Source data
* * * * *
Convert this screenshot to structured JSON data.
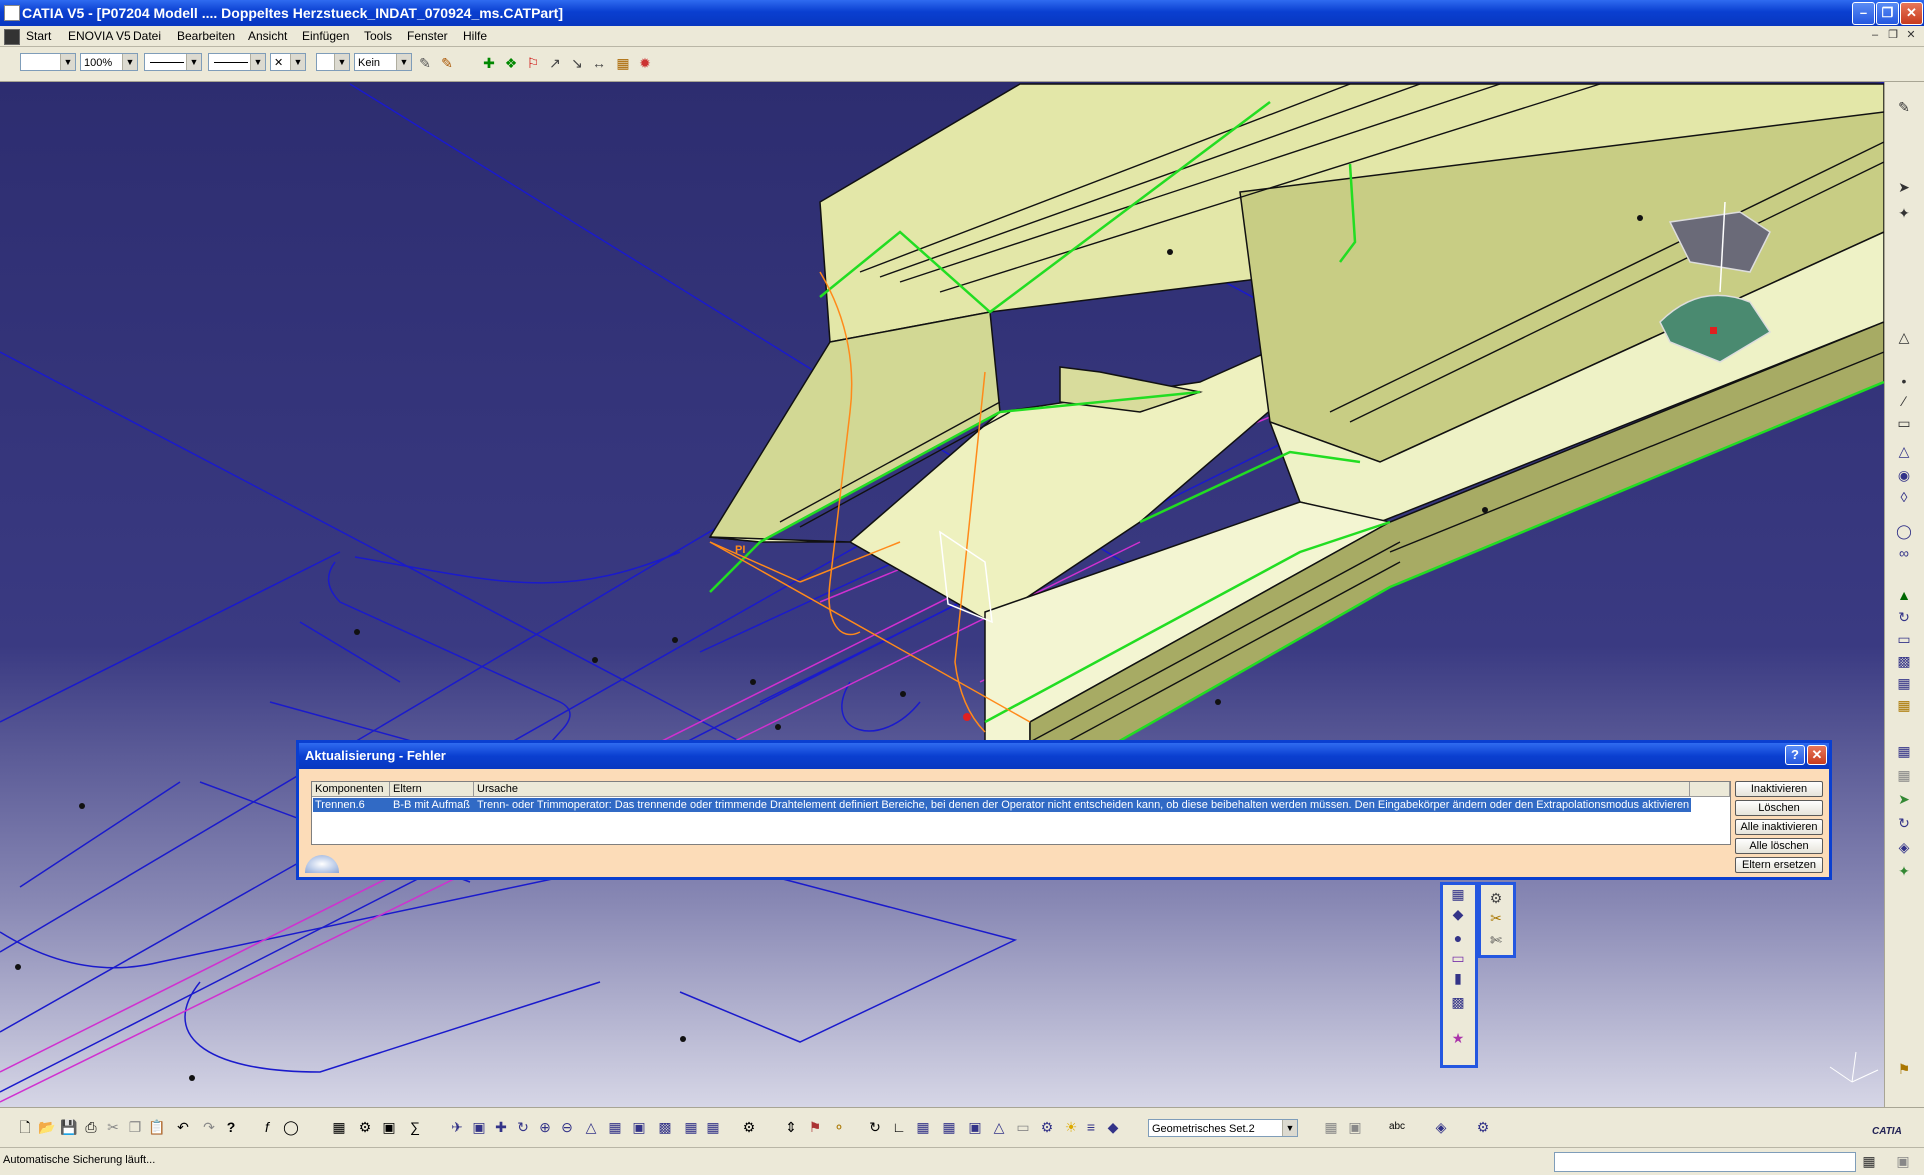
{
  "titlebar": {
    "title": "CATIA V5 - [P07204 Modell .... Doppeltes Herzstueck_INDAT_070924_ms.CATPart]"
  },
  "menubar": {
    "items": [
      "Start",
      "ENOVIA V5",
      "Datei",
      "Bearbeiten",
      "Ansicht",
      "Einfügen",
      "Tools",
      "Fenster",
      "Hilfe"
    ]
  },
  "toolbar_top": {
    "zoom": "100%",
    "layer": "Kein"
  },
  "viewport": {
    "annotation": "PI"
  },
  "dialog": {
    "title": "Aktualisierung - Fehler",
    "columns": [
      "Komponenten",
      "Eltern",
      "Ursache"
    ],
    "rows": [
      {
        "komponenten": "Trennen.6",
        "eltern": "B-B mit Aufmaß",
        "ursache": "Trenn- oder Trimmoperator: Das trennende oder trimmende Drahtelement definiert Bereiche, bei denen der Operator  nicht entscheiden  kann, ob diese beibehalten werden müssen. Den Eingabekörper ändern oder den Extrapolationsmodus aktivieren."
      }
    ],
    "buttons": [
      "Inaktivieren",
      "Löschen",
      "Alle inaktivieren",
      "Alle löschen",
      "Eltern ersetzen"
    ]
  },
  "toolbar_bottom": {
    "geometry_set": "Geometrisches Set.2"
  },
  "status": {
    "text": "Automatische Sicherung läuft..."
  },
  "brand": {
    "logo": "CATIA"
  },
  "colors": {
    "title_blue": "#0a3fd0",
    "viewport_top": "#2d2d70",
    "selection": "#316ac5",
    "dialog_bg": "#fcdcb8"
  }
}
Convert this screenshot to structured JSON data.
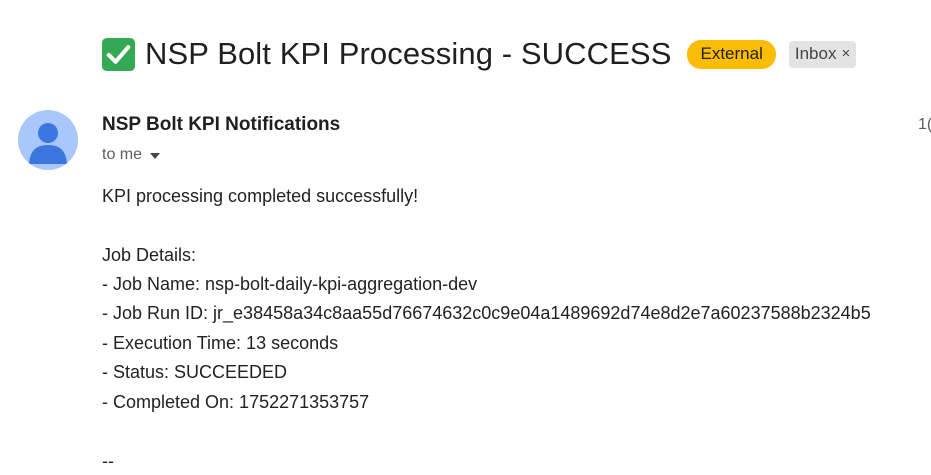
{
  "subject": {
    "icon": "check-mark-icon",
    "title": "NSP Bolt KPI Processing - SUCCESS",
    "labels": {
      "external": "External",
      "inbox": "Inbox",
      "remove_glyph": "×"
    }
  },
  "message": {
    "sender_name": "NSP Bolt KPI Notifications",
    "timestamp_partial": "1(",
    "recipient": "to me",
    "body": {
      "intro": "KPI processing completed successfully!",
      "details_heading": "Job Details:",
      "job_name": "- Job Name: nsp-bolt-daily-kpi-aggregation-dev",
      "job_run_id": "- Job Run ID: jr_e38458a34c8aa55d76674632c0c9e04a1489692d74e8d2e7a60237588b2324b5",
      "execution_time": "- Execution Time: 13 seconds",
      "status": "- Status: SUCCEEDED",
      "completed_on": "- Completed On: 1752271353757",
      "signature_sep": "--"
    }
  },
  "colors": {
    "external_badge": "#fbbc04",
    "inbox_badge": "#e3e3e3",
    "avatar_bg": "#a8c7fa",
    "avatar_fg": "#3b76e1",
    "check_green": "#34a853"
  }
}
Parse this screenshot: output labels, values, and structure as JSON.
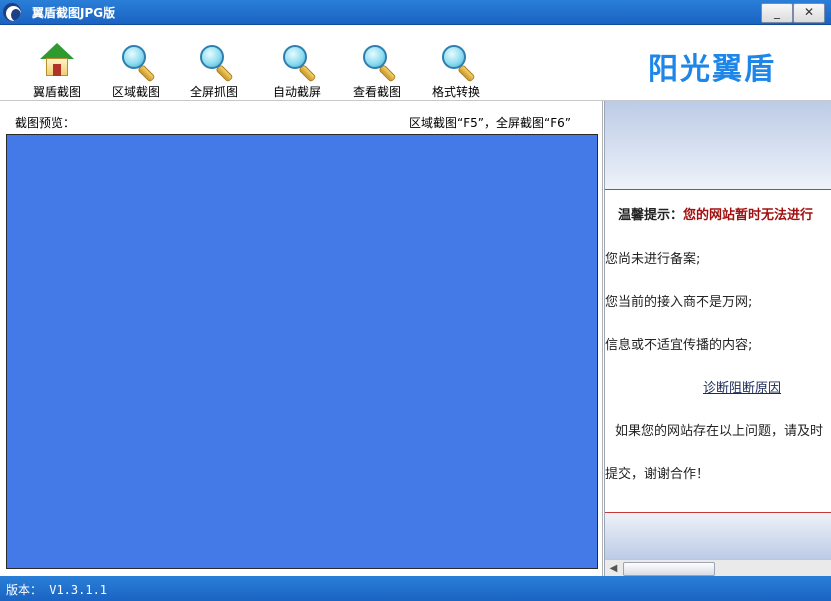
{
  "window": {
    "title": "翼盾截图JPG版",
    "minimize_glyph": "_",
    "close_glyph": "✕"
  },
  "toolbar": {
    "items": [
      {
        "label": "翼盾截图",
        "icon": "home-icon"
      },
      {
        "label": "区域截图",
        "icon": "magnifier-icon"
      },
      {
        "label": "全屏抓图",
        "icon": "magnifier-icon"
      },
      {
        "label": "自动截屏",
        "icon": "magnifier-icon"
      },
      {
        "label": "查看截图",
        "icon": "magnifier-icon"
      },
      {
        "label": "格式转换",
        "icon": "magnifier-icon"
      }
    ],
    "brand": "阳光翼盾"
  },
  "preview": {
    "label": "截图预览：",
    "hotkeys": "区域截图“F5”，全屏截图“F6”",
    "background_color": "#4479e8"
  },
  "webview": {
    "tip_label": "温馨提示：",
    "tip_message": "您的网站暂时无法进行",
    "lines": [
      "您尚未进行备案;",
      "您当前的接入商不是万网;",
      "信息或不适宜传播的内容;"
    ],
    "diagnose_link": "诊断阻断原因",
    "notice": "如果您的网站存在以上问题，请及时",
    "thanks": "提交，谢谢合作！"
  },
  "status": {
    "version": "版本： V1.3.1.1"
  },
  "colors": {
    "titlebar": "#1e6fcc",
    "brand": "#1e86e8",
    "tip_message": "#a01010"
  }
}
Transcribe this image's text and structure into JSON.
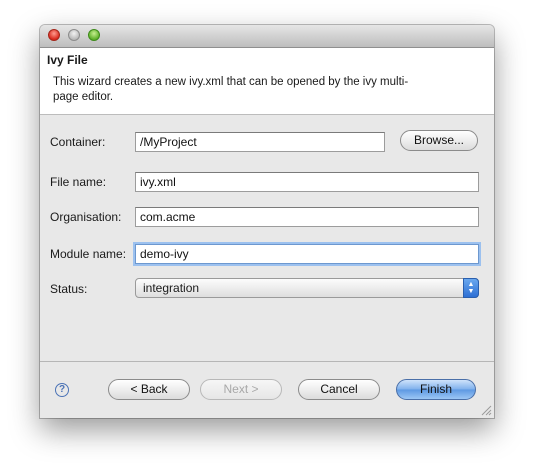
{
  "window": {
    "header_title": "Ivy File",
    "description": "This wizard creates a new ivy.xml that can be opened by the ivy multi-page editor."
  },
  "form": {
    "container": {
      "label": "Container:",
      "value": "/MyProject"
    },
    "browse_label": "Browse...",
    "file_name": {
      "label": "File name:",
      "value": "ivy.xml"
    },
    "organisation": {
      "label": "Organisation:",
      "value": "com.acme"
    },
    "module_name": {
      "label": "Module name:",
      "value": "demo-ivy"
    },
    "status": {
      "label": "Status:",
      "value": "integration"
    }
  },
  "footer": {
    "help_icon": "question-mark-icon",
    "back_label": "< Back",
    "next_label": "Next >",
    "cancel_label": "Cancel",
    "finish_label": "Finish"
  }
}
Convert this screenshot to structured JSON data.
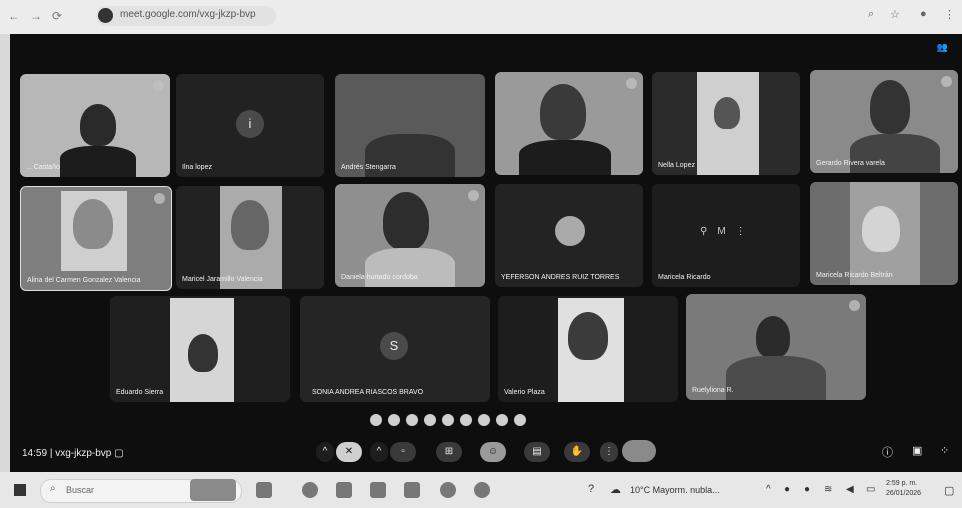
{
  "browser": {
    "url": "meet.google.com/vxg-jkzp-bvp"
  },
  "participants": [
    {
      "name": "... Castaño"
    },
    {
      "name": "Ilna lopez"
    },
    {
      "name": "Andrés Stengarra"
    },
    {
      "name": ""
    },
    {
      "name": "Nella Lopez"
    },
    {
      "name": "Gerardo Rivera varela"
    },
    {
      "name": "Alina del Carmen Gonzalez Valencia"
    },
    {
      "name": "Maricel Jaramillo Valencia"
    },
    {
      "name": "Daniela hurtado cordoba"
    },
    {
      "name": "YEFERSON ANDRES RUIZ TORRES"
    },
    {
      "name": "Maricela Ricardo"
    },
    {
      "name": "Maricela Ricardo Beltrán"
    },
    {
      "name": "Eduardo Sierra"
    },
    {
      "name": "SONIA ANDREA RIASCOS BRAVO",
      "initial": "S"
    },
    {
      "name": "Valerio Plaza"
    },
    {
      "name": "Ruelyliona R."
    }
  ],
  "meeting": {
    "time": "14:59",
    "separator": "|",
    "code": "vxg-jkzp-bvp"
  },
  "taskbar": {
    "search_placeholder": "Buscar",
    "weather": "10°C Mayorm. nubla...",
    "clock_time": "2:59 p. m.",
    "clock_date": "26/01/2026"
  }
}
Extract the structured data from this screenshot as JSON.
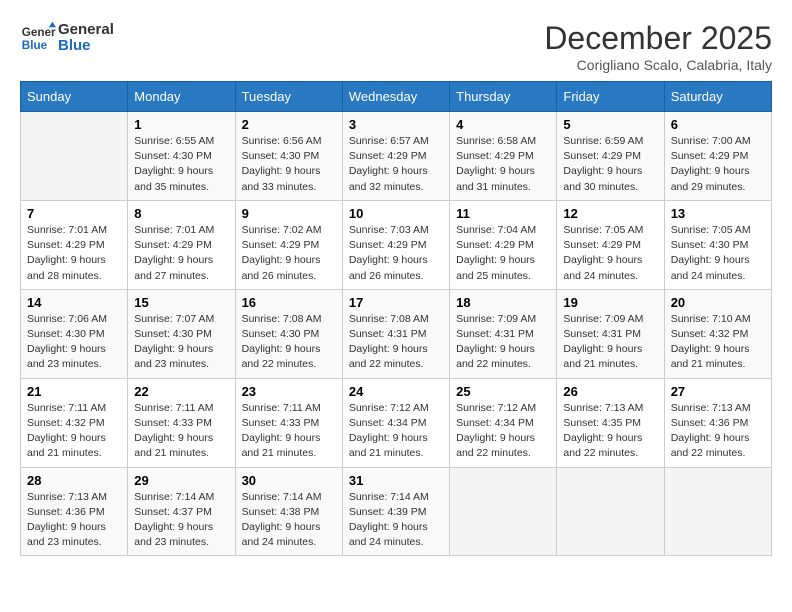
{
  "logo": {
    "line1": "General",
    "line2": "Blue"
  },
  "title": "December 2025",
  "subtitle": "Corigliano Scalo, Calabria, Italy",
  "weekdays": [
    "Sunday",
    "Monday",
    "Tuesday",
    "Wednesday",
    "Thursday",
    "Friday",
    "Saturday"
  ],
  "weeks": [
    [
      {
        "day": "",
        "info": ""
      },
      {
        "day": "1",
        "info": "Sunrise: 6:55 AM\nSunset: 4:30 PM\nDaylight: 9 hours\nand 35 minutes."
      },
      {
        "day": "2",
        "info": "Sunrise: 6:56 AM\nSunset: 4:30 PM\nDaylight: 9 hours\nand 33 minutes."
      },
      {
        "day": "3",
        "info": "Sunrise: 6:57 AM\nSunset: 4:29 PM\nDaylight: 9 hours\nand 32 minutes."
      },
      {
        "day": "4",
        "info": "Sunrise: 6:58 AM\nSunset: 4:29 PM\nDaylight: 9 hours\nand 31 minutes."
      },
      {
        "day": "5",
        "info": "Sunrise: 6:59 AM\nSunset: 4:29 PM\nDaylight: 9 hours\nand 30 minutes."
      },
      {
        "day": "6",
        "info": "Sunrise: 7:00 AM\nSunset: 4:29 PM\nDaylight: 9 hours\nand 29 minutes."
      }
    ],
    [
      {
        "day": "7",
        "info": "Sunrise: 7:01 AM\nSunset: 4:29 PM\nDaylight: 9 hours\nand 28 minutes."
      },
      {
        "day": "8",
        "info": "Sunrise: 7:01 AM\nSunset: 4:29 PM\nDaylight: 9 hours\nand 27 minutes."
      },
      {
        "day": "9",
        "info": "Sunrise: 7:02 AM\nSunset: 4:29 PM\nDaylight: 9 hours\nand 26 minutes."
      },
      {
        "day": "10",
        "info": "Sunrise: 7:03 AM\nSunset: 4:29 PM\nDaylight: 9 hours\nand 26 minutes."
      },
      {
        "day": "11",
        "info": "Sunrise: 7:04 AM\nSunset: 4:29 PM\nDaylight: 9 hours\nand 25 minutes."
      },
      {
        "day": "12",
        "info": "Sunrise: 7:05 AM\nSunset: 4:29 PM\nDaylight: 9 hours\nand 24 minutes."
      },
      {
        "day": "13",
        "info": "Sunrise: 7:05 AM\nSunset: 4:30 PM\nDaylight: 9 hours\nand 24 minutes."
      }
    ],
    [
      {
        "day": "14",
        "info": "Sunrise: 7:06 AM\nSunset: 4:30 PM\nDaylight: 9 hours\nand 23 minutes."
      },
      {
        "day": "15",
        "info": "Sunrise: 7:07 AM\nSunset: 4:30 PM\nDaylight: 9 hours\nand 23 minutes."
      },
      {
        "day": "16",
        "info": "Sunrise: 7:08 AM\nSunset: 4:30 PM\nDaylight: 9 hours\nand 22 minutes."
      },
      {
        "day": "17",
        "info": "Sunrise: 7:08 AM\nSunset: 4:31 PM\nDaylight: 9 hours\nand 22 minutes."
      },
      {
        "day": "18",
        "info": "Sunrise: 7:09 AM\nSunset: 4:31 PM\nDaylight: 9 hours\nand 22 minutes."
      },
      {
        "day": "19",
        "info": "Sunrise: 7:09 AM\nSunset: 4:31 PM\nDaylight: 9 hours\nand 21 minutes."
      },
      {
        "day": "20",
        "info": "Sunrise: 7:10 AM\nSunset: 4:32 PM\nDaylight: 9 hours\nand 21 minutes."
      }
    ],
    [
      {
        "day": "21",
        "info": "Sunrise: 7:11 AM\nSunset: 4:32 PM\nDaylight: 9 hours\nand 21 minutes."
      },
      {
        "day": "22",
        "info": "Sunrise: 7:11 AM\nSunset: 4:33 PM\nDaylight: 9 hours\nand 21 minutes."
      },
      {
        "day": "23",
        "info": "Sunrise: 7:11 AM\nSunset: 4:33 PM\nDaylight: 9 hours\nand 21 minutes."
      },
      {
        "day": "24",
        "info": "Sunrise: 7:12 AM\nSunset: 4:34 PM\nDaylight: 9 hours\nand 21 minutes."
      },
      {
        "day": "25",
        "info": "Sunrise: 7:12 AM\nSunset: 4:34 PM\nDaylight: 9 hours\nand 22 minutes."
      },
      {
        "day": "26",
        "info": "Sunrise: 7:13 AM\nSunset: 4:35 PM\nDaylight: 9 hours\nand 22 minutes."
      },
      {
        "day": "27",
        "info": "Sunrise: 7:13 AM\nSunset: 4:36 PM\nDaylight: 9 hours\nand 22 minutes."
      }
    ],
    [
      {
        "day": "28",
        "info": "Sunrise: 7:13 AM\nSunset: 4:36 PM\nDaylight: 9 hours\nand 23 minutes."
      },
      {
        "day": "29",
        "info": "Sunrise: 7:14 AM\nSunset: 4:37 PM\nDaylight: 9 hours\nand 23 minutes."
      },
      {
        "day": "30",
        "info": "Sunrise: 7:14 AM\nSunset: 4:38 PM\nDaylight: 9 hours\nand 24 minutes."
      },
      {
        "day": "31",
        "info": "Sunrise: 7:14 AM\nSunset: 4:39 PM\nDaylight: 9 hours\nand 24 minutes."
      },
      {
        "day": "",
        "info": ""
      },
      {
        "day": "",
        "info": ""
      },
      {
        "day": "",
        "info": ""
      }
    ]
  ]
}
* * * * *
### TASK DIRECTIONS
Which lines include the word "jkzp"? Copy every one of them.

### COMPLETED TASK
    "url": "meet.google.com/vxg-jkzp-bvp"
    "code": "vxg-jkzp-bvp"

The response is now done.